==== Texte fourni
Curieusement, le roman de Naomi Fontaine reprend la trame du roman Uashat de Gérard Bouchard paru en 2009. Contrairement au roman de madame Fontaine cependant, Bouchard met en scène un Blanc qui débarque dans la réserve pour un travail de recension des familles. Le jeune homme vit un véritable choc des cultures. Florent Moisan ne connaît rien des Innus et il se heurte à une réalité bien différente de celle qu’il a lue dans les livres. Il fait face à une culture inconnue et des manières de vivre qui le laissent perplexe.
Les Innus, ce peuple si loin et si près. J’ai grandi à quelques kilomètres de Mashteuiatsh et pourtant je n’ai jamais eu de contacts avec ses résidents. C’était même très mal vu de le faire. Chacun son territoire et ses préjugés. Moisan croise Sara, une belle jeune fille qui bascule le plus souvent possible dans les pires excès avec ses amis. Elle lui permettra de prendre conscience des drames qu’affrontent les jeunes de la réserve dans les années cinquante. Il s’agit bien sûr de la vision d’un Blanc. Tout le contraire chez Naomi Fontaine.
J’ai pris du temps avant de mettre la main sur Manikanetish parce que plusieurs maisons d’édition ne se soucient guère d’envoyer leurs nouvelles parutions aux chroniqueurs. Comme si la diffusion n’avait pas d’importance pour elles. J’ai du mal à comprendre cette indifférence. Comment les lecteurs peuvent-ils apprendre qu’il y a un nouveau roman ou un recueil de nouvelles, si on ne fait pas d’efforts pour les informer ? Un autre mystère du monde de l’édition et je crois que bien des écrivains sont bernés par ce silence. Pourtant, l’éditeur s’engage à diffuser et à faire la promotion de l’ouvrage dans le contrat qu’il signe avec son écrivain. Pourquoi éditer si on ne le signale à personne ? Et il y a des lecteurs en dehors de Montréal.

RENCONTRE

J’ai assisté à une rencontre de Naomi Fontaine avec un groupe de lecteurs lors du dernier Salon du livre de Montréal. Nous devions être une vingtaine à écouter l’auteure expliquer sa démarche et la genèse de son roman. C’était fort sympathique et il y avait une fébrilité dans l’assemblée que l’on ressent peu souvent dans une rencontre du genre. J’ai compris après quelques minutes qu’il y avait plusieurs Innus dans l’assistance qui buvaient les paroles de l’écrivaine. J’ai acheté un exemplaire après la conférence. Je ne l’ai pas fait dédicacé parce qu’on faisait la file devant l’auteure. Ça arrive qu’un chroniqueur achète des livres.
Yammie revient dans son pays. Un retour, mais surtout une plongée dans son enfance même si elle se souvient peu ou pas de sa vie dans la réserve. Elle était si jeune quand sa mère a choisi de s’exiler à Québec pour fuir peut-être une sorte de malédiction. Même si elle parle la langue innue, elle est maintenant une étrangère, une Blanche. Tout est nouveau et elle est un peu nerveuse parce que c’est sa première expérience dans l’enseignement.
Une véritable migration pour la jeune femme qui abandonne un amoureux, des projets d’avenir pour s’installer tout près de Sept-Îles. Bien des souvenirs refont surface alors, comme son départ de la réserve.
========
**Défis**
**a)** D'après la chronique, en quelle année le roman Uashat de Gérard Bouchard est-il paru ?
**b)** Pour chaque affirmation, dites si elle concorde avec la chronique et citez les mots qui tranchent : (i) Florent Moisan connaît bien les Innus quand il arrive dans la réserve ; (ii) Yammie parle la langue innue ; (iii) la mère de Yammie est partie s'installer à Montréal.
==== Informations enregistrées
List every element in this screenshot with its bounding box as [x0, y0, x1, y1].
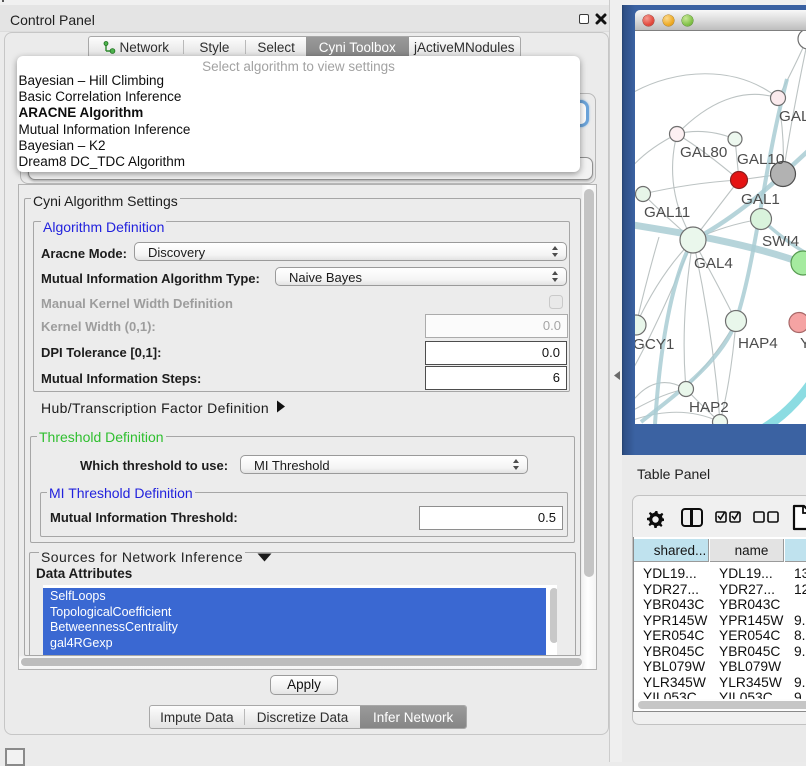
svg-text:HAP2: HAP2: [689, 399, 729, 416]
svg-text:GAL11: GAL11: [644, 204, 690, 221]
svg-text:GAL80: GAL80: [680, 144, 727, 161]
svg-text:GAL7: GAL7: [779, 108, 806, 125]
svg-text:GCY1: GCY1: [635, 336, 674, 353]
svg-text:SWI4: SWI4: [762, 233, 799, 250]
svg-text:YM: YM: [800, 335, 806, 352]
svg-text:HAP4: HAP4: [738, 335, 778, 352]
svg-text:GAL10: GAL10: [737, 151, 784, 168]
svg-text:GAL4: GAL4: [694, 255, 733, 272]
svg-text:GAL1: GAL1: [741, 191, 780, 208]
========
**Réponses complètes**
**a)** En 2009.

**b)**
(i) Non : « Florent Moisan ne connaît rien des Innus ».
(ii) Oui : « Même si elle parle la langue innue ».
(iii) Non : « sa mère a choisi de s’exiler à Québec ».